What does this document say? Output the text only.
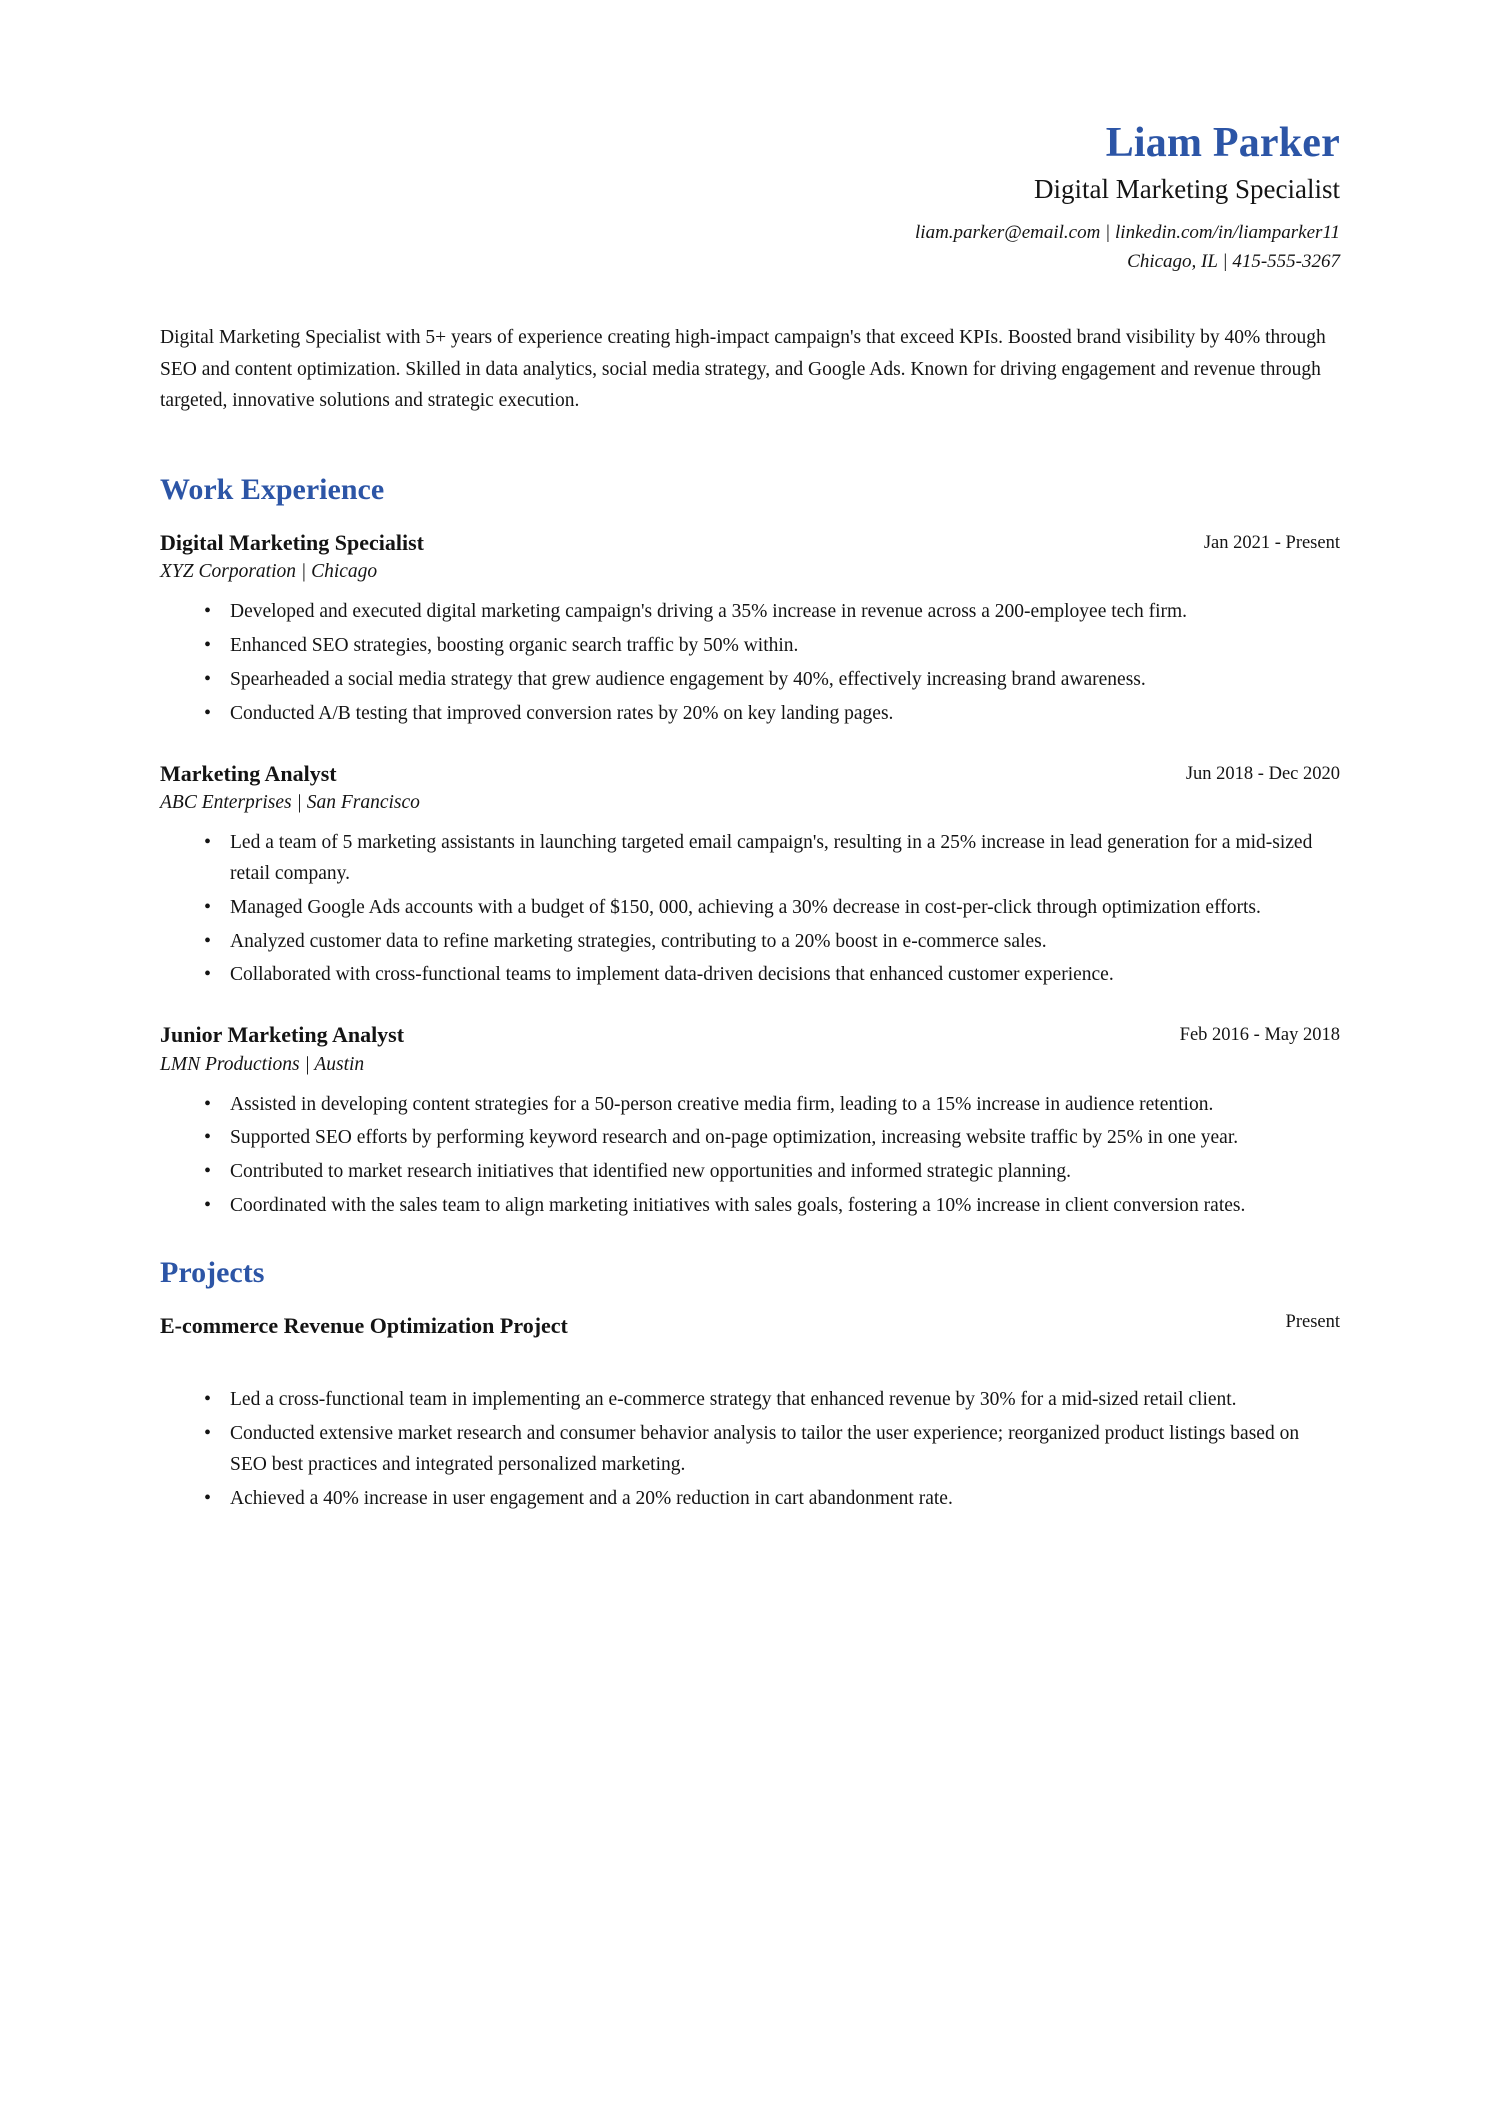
Liam Parker
Digital Marketing Specialist
liam.parker@email.com | linkedin.com/in/liamparker11
Chicago, IL | 415-555-3267
Digital Marketing Specialist with 5+ years of experience creating high-impact campaign's that exceed KPIs. Boosted brand visibility by 40% through SEO and content optimization. Skilled in data analytics, social media strategy, and Google Ads. Known for driving engagement and revenue through targeted, innovative solutions and strategic execution.
Work Experience
Digital Marketing Specialist	Jan 2021 - Present
XYZ Corporation | Chicago
• Developed and executed digital marketing campaign's driving a 35% increase in revenue across a 200-employee tech firm.
• Enhanced SEO strategies, boosting organic search traffic by 50% within.
• Spearheaded a social media strategy that grew audience engagement by 40%, effectively increasing brand awareness.
• Conducted A/B testing that improved conversion rates by 20% on key landing pages.
Marketing Analyst	Jun 2018 - Dec 2020
ABC Enterprises | San Francisco
• Led a team of 5 marketing assistants in launching targeted email campaign's, resulting in a 25% increase in lead generation for a mid-sized retail company.
• Managed Google Ads accounts with a budget of $150, 000, achieving a 30% decrease in cost-per-click through optimization efforts.
• Analyzed customer data to refine marketing strategies, contributing to a 20% boost in e-commerce sales.
• Collaborated with cross-functional teams to implement data-driven decisions that enhanced customer experience.
Junior Marketing Analyst	Feb 2016 - May 2018
LMN Productions | Austin
• Assisted in developing content strategies for a 50-person creative media firm, leading to a 15% increase in audience retention.
• Supported SEO efforts by performing keyword research and on-page optimization, increasing website traffic by 25% in one year.
• Contributed to market research initiatives that identified new opportunities and informed strategic planning.
• Coordinated with the sales team to align marketing initiatives with sales goals, fostering a 10% increase in client conversion rates.
Projects
E-commerce Revenue Optimization Project	Present
• Led a cross-functional team in implementing an e-commerce strategy that enhanced revenue by 30% for a mid-sized retail client.
• Conducted extensive market research and consumer behavior analysis to tailor the user experience; reorganized product listings based on SEO best practices and integrated personalized marketing.
• Achieved a 40% increase in user engagement and a 20% reduction in cart abandonment rate.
== == ==
• **REQUIRED WORK**
Pictures stay out; repeat all the rest of the records exactly.

• **RESPONSE TO THE EXERCISE**
What does this document say? Output the text only.
Liam Parker
Digital Marketing Specialist
liam.parker@email.com | linkedin.com/in/liamparker11
Chicago, IL | 415-555-3267
Digital Marketing Specialist with 5+ years of experience creating high-impact campaign's that exceed KPIs. Boosted brand visibility by 40% through SEO and content optimization. Skilled in data analytics, social media strategy, and Google Ads. Known for driving engagement and revenue through targeted, innovative solutions and strategic execution.
Work Experience
Digital Marketing Specialist	Jan 2021 - Present
XYZ Corporation | Chicago
• Developed and executed digital marketing campaign's driving a 35% increase in revenue across a 200-employee tech firm.
• Enhanced SEO strategies, boosting organic search traffic by 50% within.
• Spearheaded a social media strategy that grew audience engagement by 40%, effectively increasing brand awareness.
• Conducted A/B testing that improved conversion rates by 20% on key landing pages.
Marketing Analyst	Jun 2018 - Dec 2020
ABC Enterprises | San Francisco
• Led a team of 5 marketing assistants in launching targeted email campaign's, resulting in a 25% increase in lead generation for a mid-sized retail company.
• Managed Google Ads accounts with a budget of $150, 000, achieving a 30% decrease in cost-per-click through optimization efforts.
• Analyzed customer data to refine marketing strategies, contributing to a 20% boost in e-commerce sales.
• Collaborated with cross-functional teams to implement data-driven decisions that enhanced customer experience.
Junior Marketing Analyst	Feb 2016 - May 2018
LMN Productions | Austin
• Assisted in developing content strategies for a 50-person creative media firm, leading to a 15% increase in audience retention.
• Supported SEO efforts by performing keyword research and on-page optimization, increasing website traffic by 25% in one year.
• Contributed to market research initiatives that identified new opportunities and informed strategic planning.
• Coordinated with the sales team to align marketing initiatives with sales goals, fostering a 10% increase in client conversion rates.
Projects
E-commerce Revenue Optimization Project	Present
• Led a cross-functional team in implementing an e-commerce strategy that enhanced revenue by 30% for a mid-sized retail client.
• Conducted extensive market research and consumer behavior analysis to tailor the user experience; reorganized product listings based on SEO best practices and integrated personalized marketing.
• Achieved a 40% increase in user engagement and a 20% reduction in cart abandonment rate.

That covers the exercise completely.